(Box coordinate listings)
** START **
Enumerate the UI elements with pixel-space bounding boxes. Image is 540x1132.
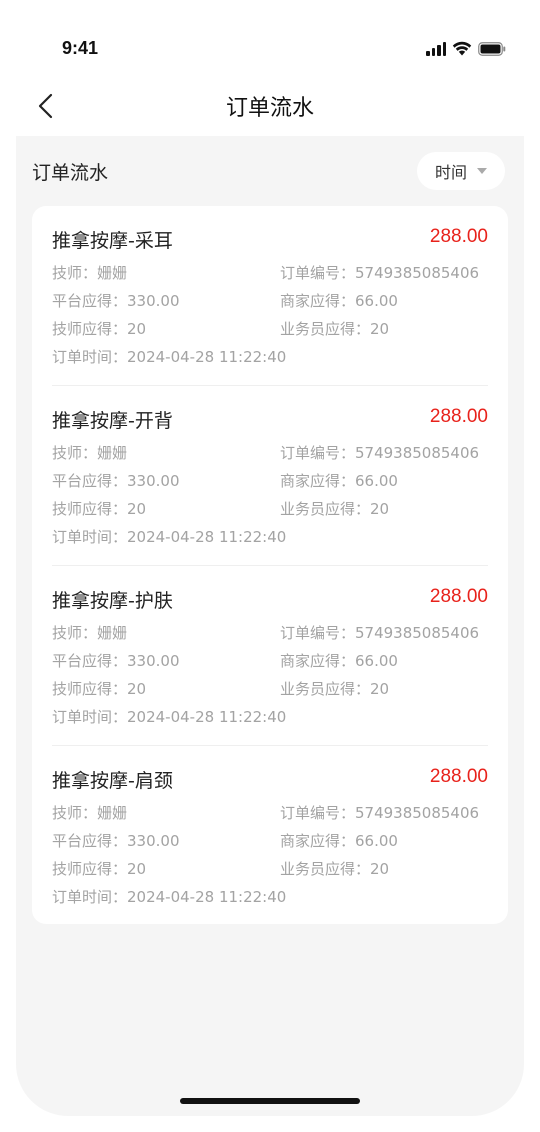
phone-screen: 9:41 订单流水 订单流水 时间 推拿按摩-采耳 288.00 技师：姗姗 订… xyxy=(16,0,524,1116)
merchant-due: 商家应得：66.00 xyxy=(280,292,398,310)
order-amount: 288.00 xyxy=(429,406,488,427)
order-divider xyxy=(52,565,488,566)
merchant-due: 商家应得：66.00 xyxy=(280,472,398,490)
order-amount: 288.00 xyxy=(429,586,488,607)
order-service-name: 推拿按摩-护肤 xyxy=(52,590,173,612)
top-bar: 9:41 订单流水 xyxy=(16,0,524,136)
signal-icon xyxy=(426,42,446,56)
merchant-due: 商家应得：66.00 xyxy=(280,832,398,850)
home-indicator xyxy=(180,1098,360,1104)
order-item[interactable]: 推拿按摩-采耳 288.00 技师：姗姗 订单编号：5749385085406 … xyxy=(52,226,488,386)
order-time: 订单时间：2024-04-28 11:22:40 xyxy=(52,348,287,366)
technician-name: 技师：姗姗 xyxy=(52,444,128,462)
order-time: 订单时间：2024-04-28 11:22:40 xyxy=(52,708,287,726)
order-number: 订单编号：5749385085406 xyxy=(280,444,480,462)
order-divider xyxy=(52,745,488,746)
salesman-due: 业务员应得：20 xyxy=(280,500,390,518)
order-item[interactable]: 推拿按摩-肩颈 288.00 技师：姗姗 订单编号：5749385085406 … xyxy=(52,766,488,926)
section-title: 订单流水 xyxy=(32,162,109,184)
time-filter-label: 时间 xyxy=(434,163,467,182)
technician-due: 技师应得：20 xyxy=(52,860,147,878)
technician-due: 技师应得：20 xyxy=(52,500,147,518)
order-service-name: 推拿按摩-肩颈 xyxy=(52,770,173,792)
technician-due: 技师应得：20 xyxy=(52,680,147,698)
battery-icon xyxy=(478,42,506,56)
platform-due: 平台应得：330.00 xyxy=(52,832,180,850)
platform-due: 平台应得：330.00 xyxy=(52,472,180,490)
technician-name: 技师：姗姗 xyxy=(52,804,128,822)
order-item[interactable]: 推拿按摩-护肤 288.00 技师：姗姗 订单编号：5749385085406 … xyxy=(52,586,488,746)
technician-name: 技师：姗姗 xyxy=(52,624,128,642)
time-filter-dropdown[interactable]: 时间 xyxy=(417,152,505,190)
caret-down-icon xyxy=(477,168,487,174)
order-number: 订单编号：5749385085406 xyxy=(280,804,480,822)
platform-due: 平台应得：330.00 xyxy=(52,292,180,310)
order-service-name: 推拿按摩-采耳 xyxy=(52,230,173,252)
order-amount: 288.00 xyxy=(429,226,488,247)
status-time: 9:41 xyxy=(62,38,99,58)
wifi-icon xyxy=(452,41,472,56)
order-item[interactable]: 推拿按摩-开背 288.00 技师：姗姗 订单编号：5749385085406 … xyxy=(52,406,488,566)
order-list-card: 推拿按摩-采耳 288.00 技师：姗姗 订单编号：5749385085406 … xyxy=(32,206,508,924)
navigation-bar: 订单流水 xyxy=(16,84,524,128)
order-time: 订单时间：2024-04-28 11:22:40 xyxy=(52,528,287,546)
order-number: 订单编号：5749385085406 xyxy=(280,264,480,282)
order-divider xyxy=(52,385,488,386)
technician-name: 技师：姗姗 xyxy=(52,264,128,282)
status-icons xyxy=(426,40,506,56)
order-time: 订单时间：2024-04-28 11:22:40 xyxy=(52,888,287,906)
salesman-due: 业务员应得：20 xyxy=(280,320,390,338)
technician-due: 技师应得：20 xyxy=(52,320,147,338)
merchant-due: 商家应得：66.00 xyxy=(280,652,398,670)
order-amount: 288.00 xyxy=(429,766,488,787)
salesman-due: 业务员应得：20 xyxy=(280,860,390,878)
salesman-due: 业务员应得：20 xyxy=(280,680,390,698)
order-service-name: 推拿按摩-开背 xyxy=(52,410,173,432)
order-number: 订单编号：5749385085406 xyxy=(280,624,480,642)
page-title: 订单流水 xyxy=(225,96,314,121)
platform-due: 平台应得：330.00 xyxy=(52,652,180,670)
** END **
| Short exercise |
Duplicate every line of the rows above without changing anything, and leave out the pictures.

| Answer to this exercise |
Enumerate the UI elements with pixel-space bounding boxes. Image is 540x1132.
phone-screen: 9:41 订单流水 订单流水 时间 推拿按摩-采耳 288.00 技师：姗姗 订… xyxy=(16,0,524,1116)
merchant-due: 商家应得：66.00 xyxy=(280,292,398,310)
order-amount: 288.00 xyxy=(429,406,488,427)
order-divider xyxy=(52,565,488,566)
merchant-due: 商家应得：66.00 xyxy=(280,472,398,490)
order-amount: 288.00 xyxy=(429,586,488,607)
order-service-name: 推拿按摩-护肤 xyxy=(52,590,173,612)
top-bar: 9:41 订单流水 xyxy=(16,0,524,136)
signal-icon xyxy=(426,42,446,56)
merchant-due: 商家应得：66.00 xyxy=(280,832,398,850)
home-indicator xyxy=(180,1098,360,1104)
order-item[interactable]: 推拿按摩-采耳 288.00 技师：姗姗 订单编号：5749385085406 … xyxy=(52,226,488,386)
order-time: 订单时间：2024-04-28 11:22:40 xyxy=(52,348,287,366)
technician-name: 技师：姗姗 xyxy=(52,444,128,462)
order-time: 订单时间：2024-04-28 11:22:40 xyxy=(52,708,287,726)
order-number: 订单编号：5749385085406 xyxy=(280,444,480,462)
order-divider xyxy=(52,745,488,746)
salesman-due: 业务员应得：20 xyxy=(280,500,390,518)
order-item[interactable]: 推拿按摩-肩颈 288.00 技师：姗姗 订单编号：5749385085406 … xyxy=(52,766,488,926)
section-title: 订单流水 xyxy=(32,162,109,184)
time-filter-label: 时间 xyxy=(434,163,467,182)
technician-due: 技师应得：20 xyxy=(52,860,147,878)
technician-due: 技师应得：20 xyxy=(52,500,147,518)
order-service-name: 推拿按摩-肩颈 xyxy=(52,770,173,792)
technician-due: 技师应得：20 xyxy=(52,680,147,698)
battery-icon xyxy=(478,42,506,56)
platform-due: 平台应得：330.00 xyxy=(52,832,180,850)
platform-due: 平台应得：330.00 xyxy=(52,472,180,490)
technician-name: 技师：姗姗 xyxy=(52,804,128,822)
order-item[interactable]: 推拿按摩-护肤 288.00 技师：姗姗 订单编号：5749385085406 … xyxy=(52,586,488,746)
technician-name: 技师：姗姗 xyxy=(52,624,128,642)
time-filter-dropdown[interactable]: 时间 xyxy=(417,152,505,190)
caret-down-icon xyxy=(477,168,487,174)
order-number: 订单编号：5749385085406 xyxy=(280,804,480,822)
platform-due: 平台应得：330.00 xyxy=(52,292,180,310)
order-service-name: 推拿按摩-采耳 xyxy=(52,230,173,252)
order-amount: 288.00 xyxy=(429,226,488,247)
status-time: 9:41 xyxy=(62,38,99,58)
wifi-icon xyxy=(452,41,472,56)
order-item[interactable]: 推拿按摩-开背 288.00 技师：姗姗 订单编号：5749385085406 … xyxy=(52,406,488,566)
order-list-card: 推拿按摩-采耳 288.00 技师：姗姗 订单编号：5749385085406 … xyxy=(32,206,508,924)
navigation-bar: 订单流水 xyxy=(16,84,524,128)
order-time: 订单时间：2024-04-28 11:22:40 xyxy=(52,528,287,546)
order-number: 订单编号：5749385085406 xyxy=(280,264,480,282)
order-divider xyxy=(52,385,488,386)
technician-name: 技师：姗姗 xyxy=(52,264,128,282)
status-icons xyxy=(426,40,506,56)
order-time: 订单时间：2024-04-28 11:22:40 xyxy=(52,888,287,906)
salesman-due: 业务员应得：20 xyxy=(280,320,390,338)
technician-due: 技师应得：20 xyxy=(52,320,147,338)
merchant-due: 商家应得：66.00 xyxy=(280,652,398,670)
order-amount: 288.00 xyxy=(429,766,488,787)
salesman-due: 业务员应得：20 xyxy=(280,860,390,878)
salesman-due: 业务员应得：20 xyxy=(280,680,390,698)
order-service-name: 推拿按摩-开背 xyxy=(52,410,173,432)
order-number: 订单编号：5749385085406 xyxy=(280,624,480,642)
page-title: 订单流水 xyxy=(225,96,314,121)
platform-due: 平台应得：330.00 xyxy=(52,652,180,670)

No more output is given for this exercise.